**Data extract**
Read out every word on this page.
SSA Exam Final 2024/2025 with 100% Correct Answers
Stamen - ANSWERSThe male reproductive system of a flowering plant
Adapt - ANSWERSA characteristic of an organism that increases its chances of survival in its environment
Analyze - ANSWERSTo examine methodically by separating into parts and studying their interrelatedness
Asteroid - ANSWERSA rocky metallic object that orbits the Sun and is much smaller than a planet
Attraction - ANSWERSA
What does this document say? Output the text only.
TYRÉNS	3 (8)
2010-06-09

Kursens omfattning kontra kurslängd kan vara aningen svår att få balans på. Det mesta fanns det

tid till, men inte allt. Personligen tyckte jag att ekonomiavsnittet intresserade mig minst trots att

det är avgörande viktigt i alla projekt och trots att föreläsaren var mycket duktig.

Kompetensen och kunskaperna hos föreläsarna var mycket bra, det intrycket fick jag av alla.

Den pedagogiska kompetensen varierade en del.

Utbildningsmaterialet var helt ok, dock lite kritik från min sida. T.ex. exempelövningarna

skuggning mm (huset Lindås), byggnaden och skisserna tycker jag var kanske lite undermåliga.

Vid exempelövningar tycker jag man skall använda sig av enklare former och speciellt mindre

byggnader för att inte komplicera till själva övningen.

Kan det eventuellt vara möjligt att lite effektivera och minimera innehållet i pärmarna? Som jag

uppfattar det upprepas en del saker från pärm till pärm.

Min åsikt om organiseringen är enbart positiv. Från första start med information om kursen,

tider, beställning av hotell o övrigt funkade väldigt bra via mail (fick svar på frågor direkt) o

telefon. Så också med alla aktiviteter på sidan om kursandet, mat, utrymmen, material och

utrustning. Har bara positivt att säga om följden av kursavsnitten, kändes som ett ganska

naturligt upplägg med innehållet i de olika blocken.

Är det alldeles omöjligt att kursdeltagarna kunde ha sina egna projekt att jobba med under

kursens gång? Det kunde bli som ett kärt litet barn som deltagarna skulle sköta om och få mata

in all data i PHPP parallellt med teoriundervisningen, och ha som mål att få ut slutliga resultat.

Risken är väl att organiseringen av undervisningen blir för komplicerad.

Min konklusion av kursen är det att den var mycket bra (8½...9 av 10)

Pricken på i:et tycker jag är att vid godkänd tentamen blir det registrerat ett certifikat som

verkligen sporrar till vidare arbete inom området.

**Objective**
Restate the data above word for word, please.

**Task result**
Read out every word on this page.
SSA Exam Final 2024/2025 with 100% Correct Answers
Stamen - ANSWERSThe male reproductive system of a flowering plant
Adapt - ANSWERSA characteristic of an organism that increases its chances of survival in its environment
Analyze - ANSWERSTo examine methodically by separating into parts and studying their interrelatedness
Asteroid - ANSWERSA rocky metallic object that orbits the Sun and is much smaller than a planet
Attraction - ANSWERSA
What does this document say? Output the text only.
TYRÉNS	3 (8)
2010-06-09

Kursens omfattning kontra kurslängd kan vara aningen svår att få balans på. Det mesta fanns det

tid till, men inte allt. Personligen tyckte jag att ekonomiavsnittet intresserade mig minst trots att

det är avgörande viktigt i alla projekt och trots att föreläsaren var mycket duktig.

Kompetensen och kunskaperna hos föreläsarna var mycket bra, det intrycket fick jag av alla.

Den pedagogiska kompetensen varierade en del.

Utbildningsmaterialet var helt ok, dock lite kritik från min sida. T.ex. exempelövningarna

skuggning mm (huset Lindås), byggnaden och skisserna tycker jag var kanske lite undermåliga.

Vid exempelövningar tycker jag man skall använda sig av enklare former och speciellt mindre

byggnader för att inte komplicera till själva övningen.

Kan det eventuellt vara möjligt att lite effektivera och minimera innehållet i pärmarna? Som jag

uppfattar det upprepas en del saker från pärm till pärm.

Min åsikt om organiseringen är enbart positiv. Från första start med information om kursen,

tider, beställning av hotell o övrigt funkade väldigt bra via mail (fick svar på frågor direkt) o

telefon. Så också med alla aktiviteter på sidan om kursandet, mat, utrymmen, material och

utrustning. Har bara positivt att säga om följden av kursavsnitten, kändes som ett ganska

naturligt upplägg med innehållet i de olika blocken.

Är det alldeles omöjligt att kursdeltagarna kunde ha sina egna projekt att jobba med under

kursens gång? Det kunde bli som ett kärt litet barn som deltagarna skulle sköta om och få mata

in all data i PHPP parallellt med teoriundervisningen, och ha som mål att få ut slutliga resultat.

Risken är väl att organiseringen av undervisningen blir för komplicerad.

Min konklusion av kursen är det att den var mycket bra (8½...9 av 10)

Pricken på i:et tycker jag är att vid godkänd tentamen blir det registrerat ett certifikat som

verkligen sporrar till vidare arbete inom området.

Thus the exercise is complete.